--- What is needed ---
Check each line of the data below for the word "from", then extract the ones that have it.

--- Data rows ---
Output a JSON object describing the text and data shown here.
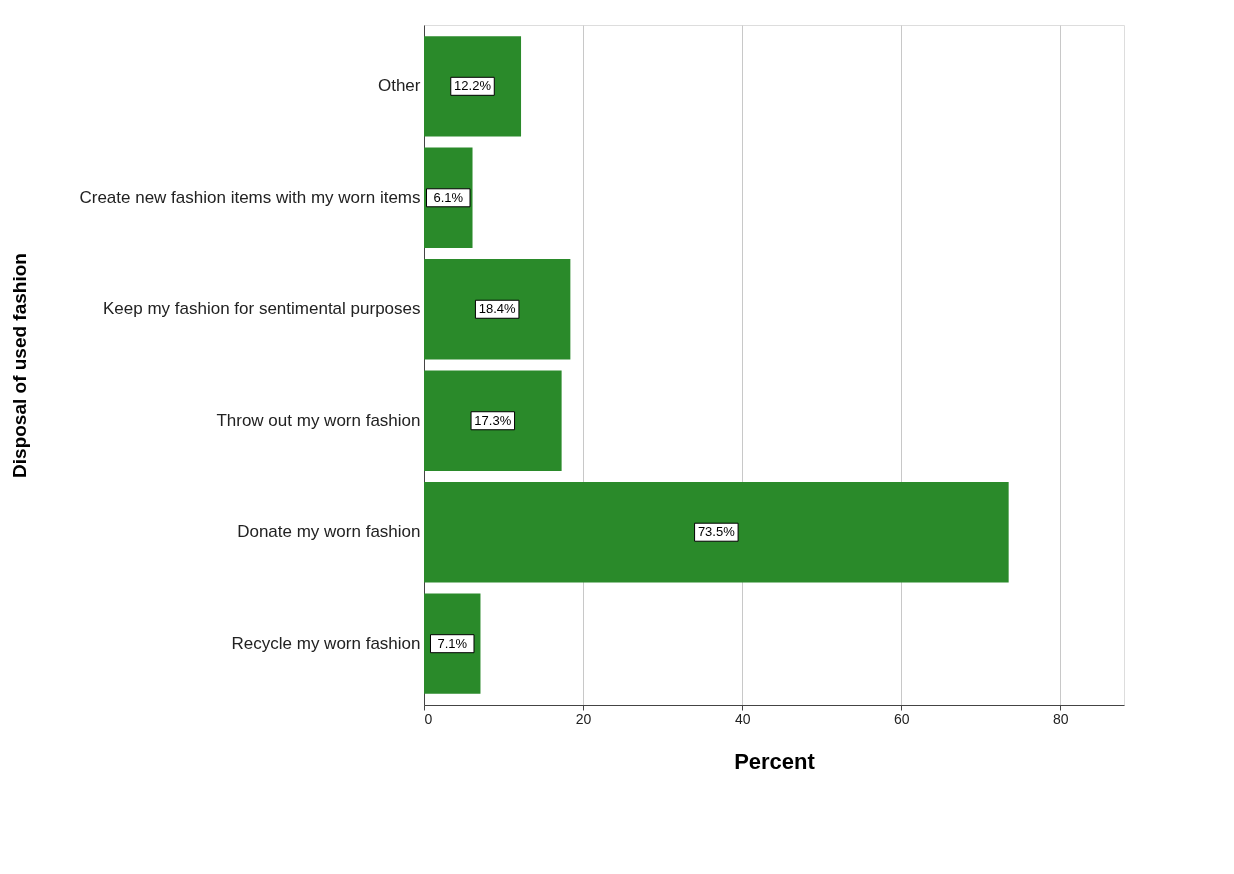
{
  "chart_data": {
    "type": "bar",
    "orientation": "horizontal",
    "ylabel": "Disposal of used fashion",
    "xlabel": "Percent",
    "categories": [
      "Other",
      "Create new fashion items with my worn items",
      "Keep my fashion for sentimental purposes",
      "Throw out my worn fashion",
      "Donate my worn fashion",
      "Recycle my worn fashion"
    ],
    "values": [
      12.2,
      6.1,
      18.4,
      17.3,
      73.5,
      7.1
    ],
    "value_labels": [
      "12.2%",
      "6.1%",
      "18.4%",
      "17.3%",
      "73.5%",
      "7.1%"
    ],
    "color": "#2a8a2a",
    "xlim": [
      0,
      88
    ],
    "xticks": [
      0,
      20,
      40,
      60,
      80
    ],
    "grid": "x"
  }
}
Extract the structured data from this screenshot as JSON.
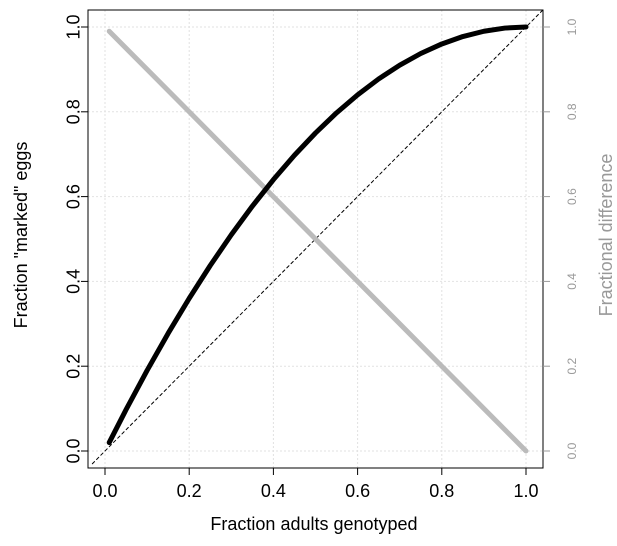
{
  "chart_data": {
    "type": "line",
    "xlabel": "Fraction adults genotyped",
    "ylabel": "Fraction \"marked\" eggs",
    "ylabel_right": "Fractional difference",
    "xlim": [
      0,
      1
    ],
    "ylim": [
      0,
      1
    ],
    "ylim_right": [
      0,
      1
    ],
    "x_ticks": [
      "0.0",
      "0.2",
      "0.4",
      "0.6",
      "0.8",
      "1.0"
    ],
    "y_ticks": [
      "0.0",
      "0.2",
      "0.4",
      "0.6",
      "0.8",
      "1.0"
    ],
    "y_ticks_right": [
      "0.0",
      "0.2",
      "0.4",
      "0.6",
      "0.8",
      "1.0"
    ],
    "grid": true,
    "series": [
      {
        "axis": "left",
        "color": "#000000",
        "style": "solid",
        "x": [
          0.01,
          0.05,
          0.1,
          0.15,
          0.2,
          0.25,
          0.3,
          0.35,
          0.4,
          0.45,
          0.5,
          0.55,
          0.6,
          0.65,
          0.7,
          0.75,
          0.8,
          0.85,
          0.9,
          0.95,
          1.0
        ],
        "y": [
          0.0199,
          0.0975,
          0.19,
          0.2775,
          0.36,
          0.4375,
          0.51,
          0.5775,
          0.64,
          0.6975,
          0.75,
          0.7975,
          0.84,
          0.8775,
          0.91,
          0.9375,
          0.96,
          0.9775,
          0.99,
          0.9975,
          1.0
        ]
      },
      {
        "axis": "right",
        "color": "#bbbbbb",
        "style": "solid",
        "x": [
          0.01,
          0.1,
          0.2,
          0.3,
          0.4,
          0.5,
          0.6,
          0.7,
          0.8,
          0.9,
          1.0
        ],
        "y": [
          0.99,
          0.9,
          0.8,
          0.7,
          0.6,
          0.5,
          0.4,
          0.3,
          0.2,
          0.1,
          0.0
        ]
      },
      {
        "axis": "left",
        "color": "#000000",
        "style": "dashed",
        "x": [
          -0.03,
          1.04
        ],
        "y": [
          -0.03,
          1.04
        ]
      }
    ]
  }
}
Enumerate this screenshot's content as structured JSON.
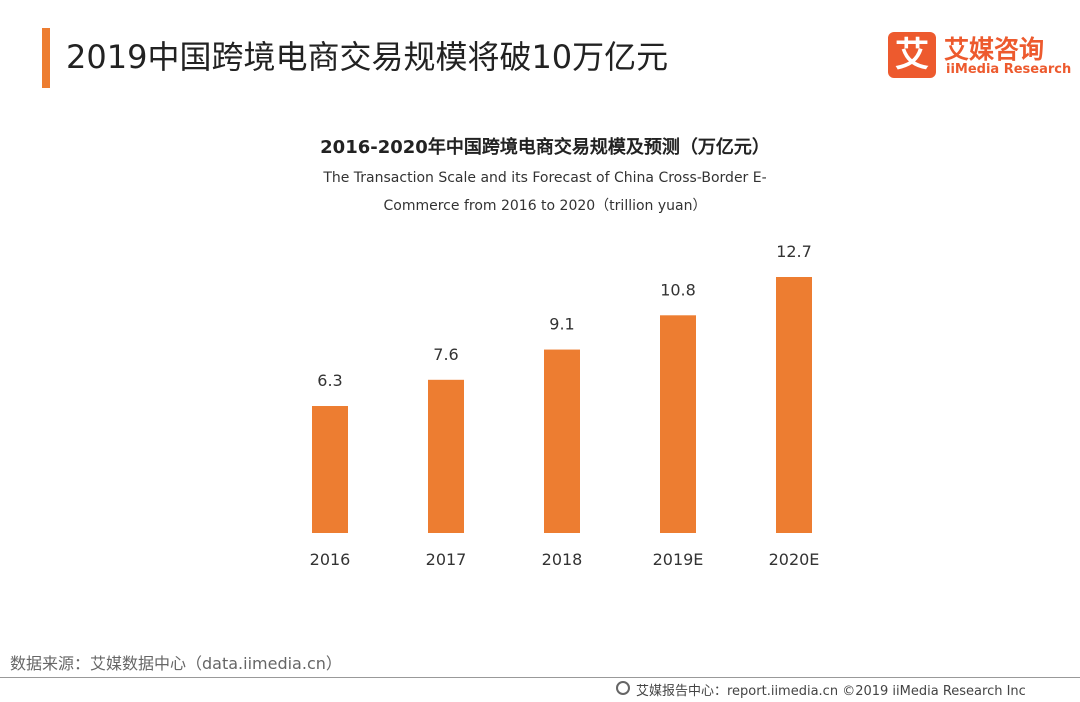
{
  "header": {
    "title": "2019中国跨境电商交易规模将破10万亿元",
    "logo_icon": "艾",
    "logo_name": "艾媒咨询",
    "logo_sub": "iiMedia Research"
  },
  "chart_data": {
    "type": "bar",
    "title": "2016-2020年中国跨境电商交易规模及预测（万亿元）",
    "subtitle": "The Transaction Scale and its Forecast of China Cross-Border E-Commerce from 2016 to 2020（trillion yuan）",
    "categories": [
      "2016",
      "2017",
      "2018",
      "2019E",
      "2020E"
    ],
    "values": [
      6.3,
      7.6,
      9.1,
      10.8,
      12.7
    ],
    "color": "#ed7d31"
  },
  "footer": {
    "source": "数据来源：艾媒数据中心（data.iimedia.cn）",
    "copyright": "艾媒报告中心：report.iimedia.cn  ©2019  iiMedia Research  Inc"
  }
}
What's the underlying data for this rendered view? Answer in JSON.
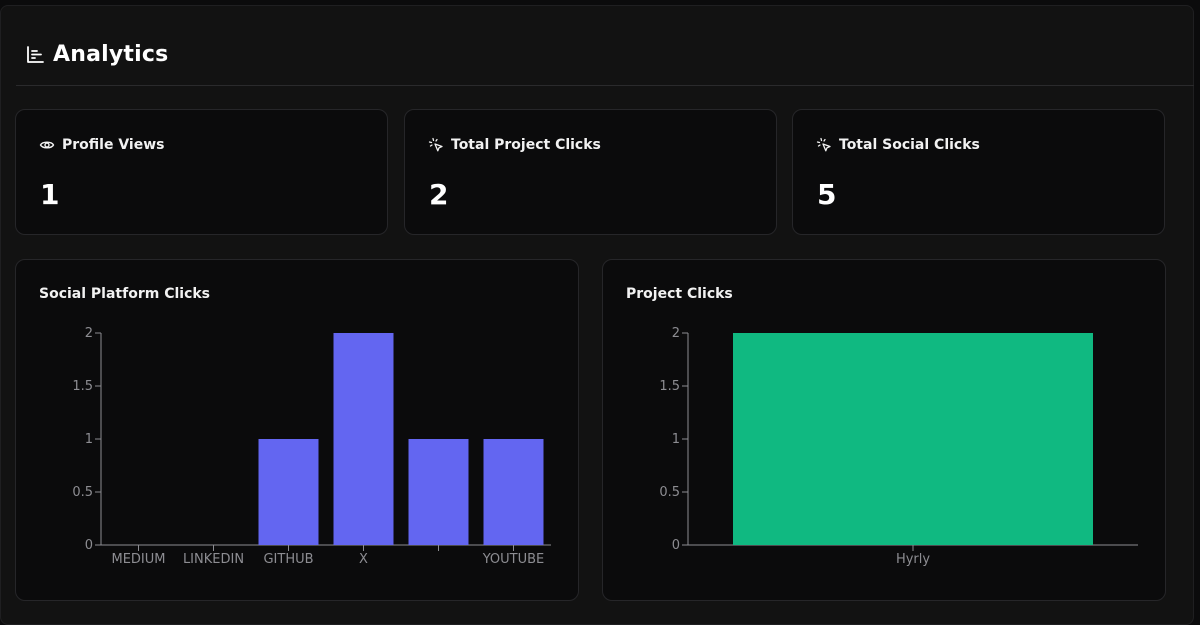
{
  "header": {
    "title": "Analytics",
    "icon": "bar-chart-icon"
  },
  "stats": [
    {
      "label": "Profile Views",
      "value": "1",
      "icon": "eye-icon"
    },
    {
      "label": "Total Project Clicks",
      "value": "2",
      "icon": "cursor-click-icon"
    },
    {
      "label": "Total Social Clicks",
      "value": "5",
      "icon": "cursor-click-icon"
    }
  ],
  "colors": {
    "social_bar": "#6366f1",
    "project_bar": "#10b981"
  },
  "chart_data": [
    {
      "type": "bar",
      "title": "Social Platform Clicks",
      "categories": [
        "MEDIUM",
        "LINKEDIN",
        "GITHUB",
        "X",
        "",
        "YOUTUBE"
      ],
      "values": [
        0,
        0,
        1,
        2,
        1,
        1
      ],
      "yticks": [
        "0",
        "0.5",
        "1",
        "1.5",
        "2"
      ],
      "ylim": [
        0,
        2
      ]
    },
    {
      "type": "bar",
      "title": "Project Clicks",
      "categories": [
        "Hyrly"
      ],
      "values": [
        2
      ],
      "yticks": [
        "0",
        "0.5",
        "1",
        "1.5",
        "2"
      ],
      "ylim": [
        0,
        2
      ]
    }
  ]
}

--- Exercise result ---
Extract the structured data from this screenshot as JSON.
    "subtitle": "The Transaction Scale and its Forecast of China Cross-Border E-Commerce from 2016 to 2020（trillion yuan）",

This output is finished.